----- RECORDS FOR THE EXERCISE -----

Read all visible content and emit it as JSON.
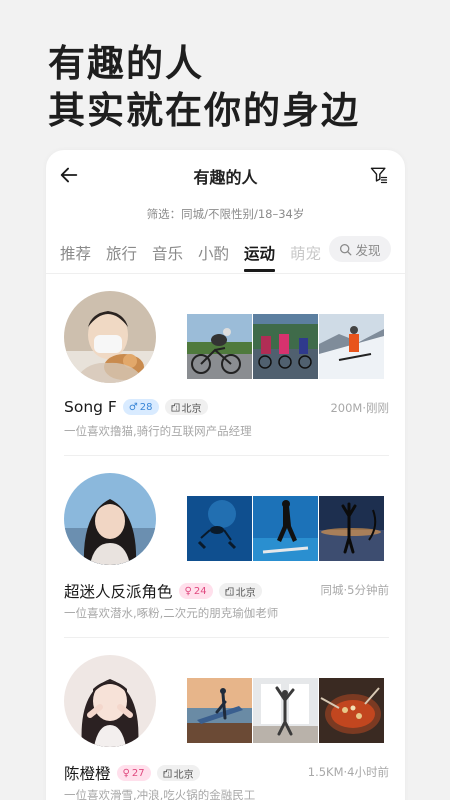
{
  "headline": {
    "line1": "有趣的人",
    "line2": "其实就在你的身边"
  },
  "header": {
    "title": "有趣的人",
    "back_icon": "arrow-left-icon",
    "filter_icon": "filter-icon"
  },
  "filter_summary": "筛选：同城/不限性别/18–34岁",
  "tabs": [
    {
      "label": "推荐",
      "active": false
    },
    {
      "label": "旅行",
      "active": false
    },
    {
      "label": "音乐",
      "active": false
    },
    {
      "label": "小酌",
      "active": false
    },
    {
      "label": "运动",
      "active": true
    },
    {
      "label": "萌宠",
      "active": false
    }
  ],
  "search": {
    "label": "发现",
    "icon": "search-icon"
  },
  "colors": {
    "male_badge": "#3a86d6",
    "female_badge": "#e0497f",
    "accent": "#1a1a1a"
  },
  "users": [
    {
      "name": "Song F",
      "gender": "male",
      "gender_symbol": "♂",
      "age": "28",
      "city": "北京",
      "meta": "200M·刚刚",
      "bio": "一位喜欢撸猫,骑行的互联网产品经理",
      "photos": [
        "cycling-photo",
        "cycling-race-photo",
        "skiing-photo"
      ]
    },
    {
      "name": "超迷人反派角色",
      "gender": "female",
      "gender_symbol": "♀",
      "age": "24",
      "city": "北京",
      "meta": "同城·5分钟前",
      "bio": "一位喜欢潜水,啄粉,二次元的朋克瑜伽老师",
      "photos": [
        "diving-photo",
        "underwater-pose-photo",
        "yoga-sunset-photo"
      ]
    },
    {
      "name": "陈橙橙",
      "gender": "female",
      "gender_symbol": "♀",
      "age": "27",
      "city": "北京",
      "meta": "1.5KM·4小时前",
      "bio": "一位喜欢滑雪,冲浪,吃火锅的金融民工",
      "photos": [
        "surfing-photo",
        "window-dance-photo",
        "hotpot-photo"
      ]
    }
  ]
}
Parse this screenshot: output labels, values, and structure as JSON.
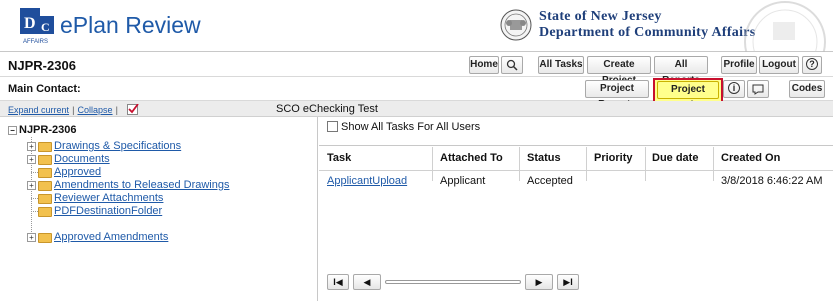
{
  "app": {
    "title": "ePlan Review",
    "state_line1": "State of New Jersey",
    "state_line2": "Department of Community Affairs"
  },
  "toolbar": {
    "project_code": "NJPR-2306",
    "home": "Home",
    "all_tasks": "All Tasks",
    "create_project": "Create Project",
    "all_reports": "All Reports",
    "profile": "Profile",
    "logout": "Logout",
    "help_icon_glyph": "?",
    "main_contact_label": "Main Contact:",
    "project_reports": "Project Reports",
    "project_tasks": "Project Tasks",
    "info_icon_glyph": "i",
    "codes": "Codes"
  },
  "subbar": {
    "expand_current": "Expand current",
    "separator": "|",
    "collapse": "Collapse",
    "separator2": "|",
    "sco_label": "SCO eChecking Test"
  },
  "tree": {
    "root": "NJPR-2306",
    "items": [
      {
        "label": "Drawings & Specifications",
        "expandable": true
      },
      {
        "label": "Documents",
        "expandable": true
      },
      {
        "label": "Approved",
        "expandable": false
      },
      {
        "label": "Amendments to Released Drawings",
        "expandable": true
      },
      {
        "label": "Reviewer Attachments",
        "expandable": false
      },
      {
        "label": "PDFDestinationFolder",
        "expandable": false
      },
      {
        "label": "Approved Amendments",
        "expandable": true
      }
    ]
  },
  "tasks": {
    "show_all_label": "Show All Tasks For All Users",
    "columns": [
      "Task",
      "Attached To",
      "Status",
      "Priority",
      "Due date",
      "Created On"
    ],
    "rows": [
      {
        "task": "ApplicantUpload",
        "attached_to": "Applicant",
        "status": "Accepted",
        "priority": "",
        "due_date": "",
        "created_on": "3/8/2018 6:46:22 AM"
      }
    ],
    "pager": {
      "first": "I◀",
      "prev": "◀",
      "next": "▶",
      "last": "▶I"
    }
  },
  "colors": {
    "brand_blue": "#1f5aa8",
    "highlight_yellow": "#ffff8c",
    "highlight_border": "#c8102e"
  }
}
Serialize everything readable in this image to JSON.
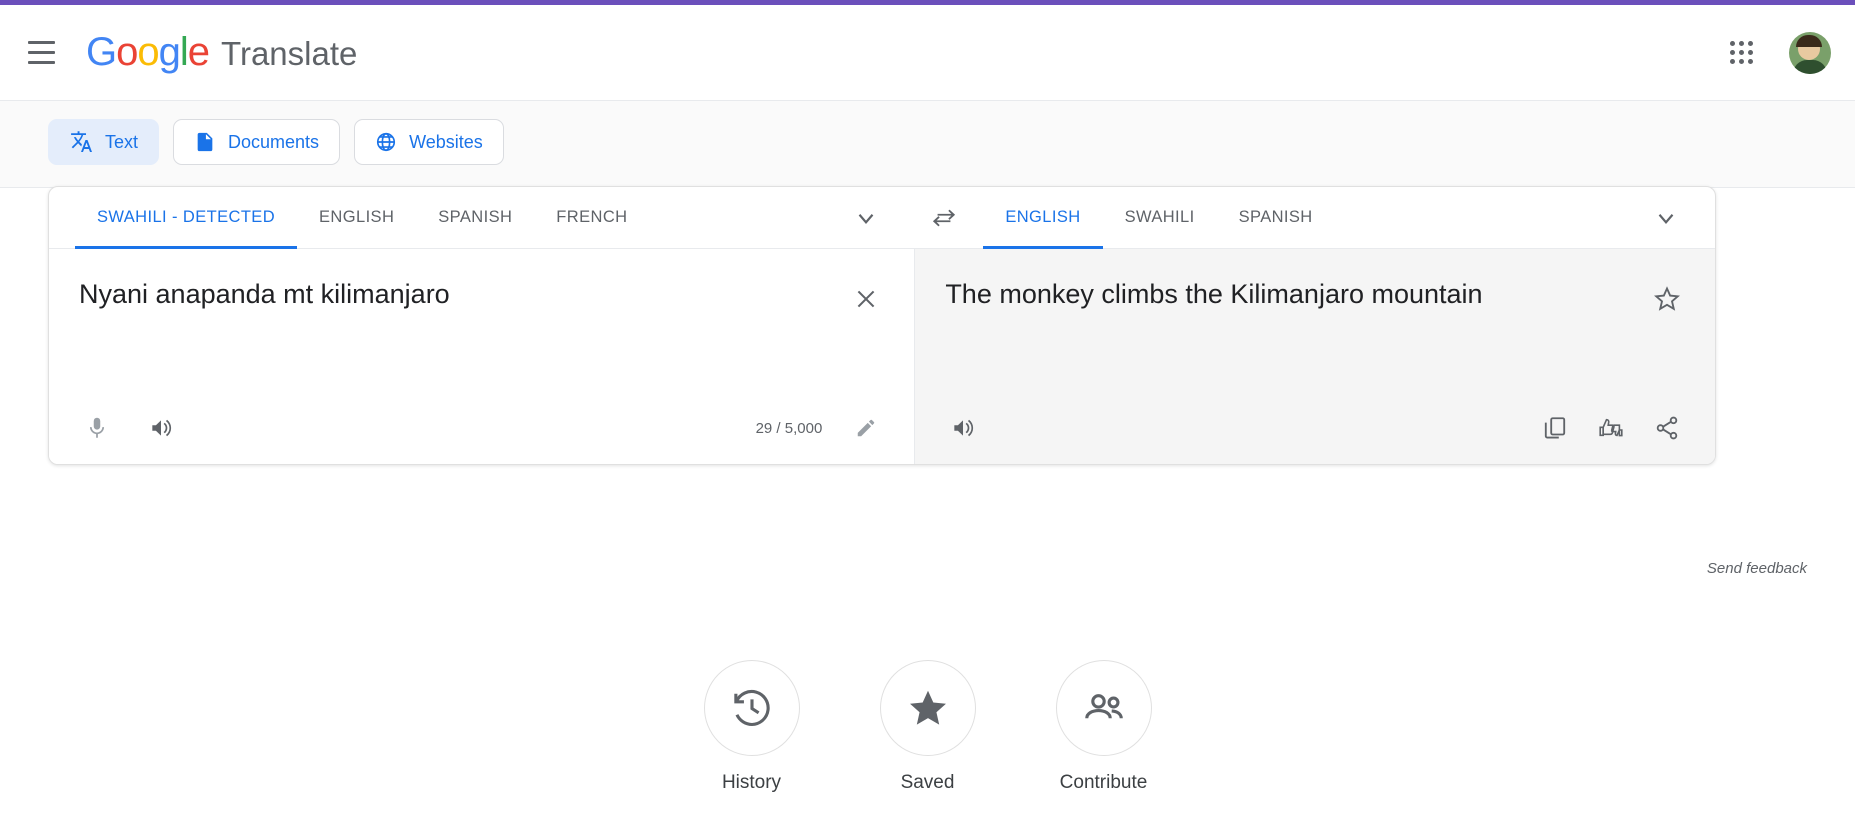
{
  "header": {
    "menu_icon": "hamburger-menu-icon",
    "logo_google": "Google",
    "logo_letters": [
      "G",
      "o",
      "o",
      "g",
      "l",
      "e"
    ],
    "product_name": "Translate",
    "apps_icon": "google-apps-grid-icon",
    "avatar_icon": "account-avatar"
  },
  "modes": [
    {
      "label": "Text",
      "icon": "translate-icon",
      "active": true
    },
    {
      "label": "Documents",
      "icon": "document-icon",
      "active": false
    },
    {
      "label": "Websites",
      "icon": "globe-icon",
      "active": false
    }
  ],
  "source": {
    "languages": [
      "SWAHILI - DETECTED",
      "ENGLISH",
      "SPANISH",
      "FRENCH"
    ],
    "active_language": "SWAHILI - DETECTED",
    "more_icon": "chevron-down-icon",
    "text": "Nyani anapanda mt kilimanjaro",
    "clear_icon": "close-icon",
    "mic_icon": "microphone-icon",
    "speaker_icon": "speaker-icon",
    "counter": "29 / 5,000",
    "edit_icon": "pencil-edit-icon"
  },
  "swap": {
    "icon": "swap-languages-icon"
  },
  "target": {
    "languages": [
      "ENGLISH",
      "SWAHILI",
      "SPANISH"
    ],
    "active_language": "ENGLISH",
    "more_icon": "chevron-down-icon",
    "text": "The monkey climbs the Kilimanjaro mountain",
    "star_icon": "star-outline-icon",
    "speaker_icon": "speaker-icon",
    "copy_icon": "copy-icon",
    "rate_icon": "thumbs-rate-icon",
    "share_icon": "share-icon"
  },
  "feedback_label": "Send feedback",
  "features": [
    {
      "label": "History",
      "icon": "history-clock-icon"
    },
    {
      "label": "Saved",
      "icon": "star-filled-icon"
    },
    {
      "label": "Contribute",
      "icon": "people-contribute-icon"
    }
  ],
  "colors": {
    "accent_blue": "#1a73e8",
    "top_accent_purple": "#6b4fbb",
    "icon_gray": "#5f6368",
    "target_bg": "#f5f5f5"
  }
}
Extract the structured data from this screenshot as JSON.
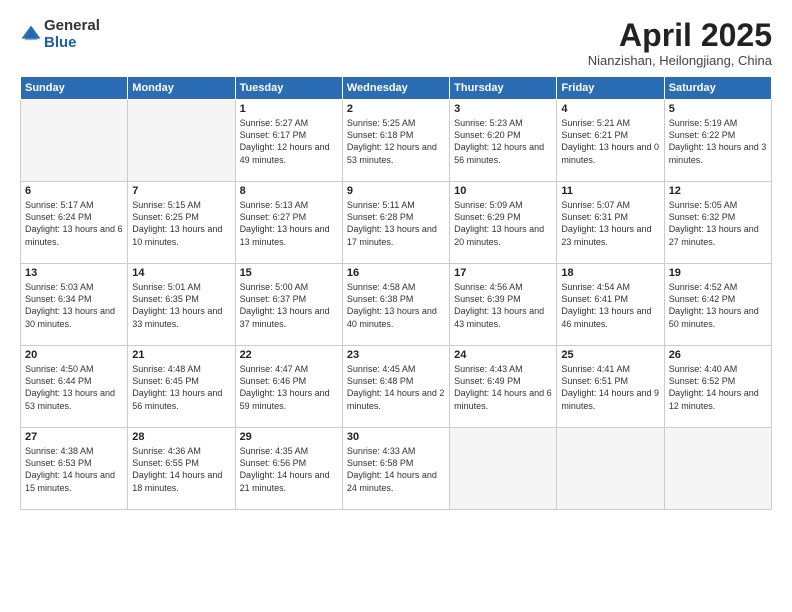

-----

EXERCISE GOAL | Pull every line containing "JSON" out of the records.

COMPLETE ANSWER |
Read all visible content and emit it as JSON.
Parse this screenshot: output labels, values, and structure as JSON.
Serialize everything readable in this image to JSON.
Extract the structured data from this screenshot as JSON.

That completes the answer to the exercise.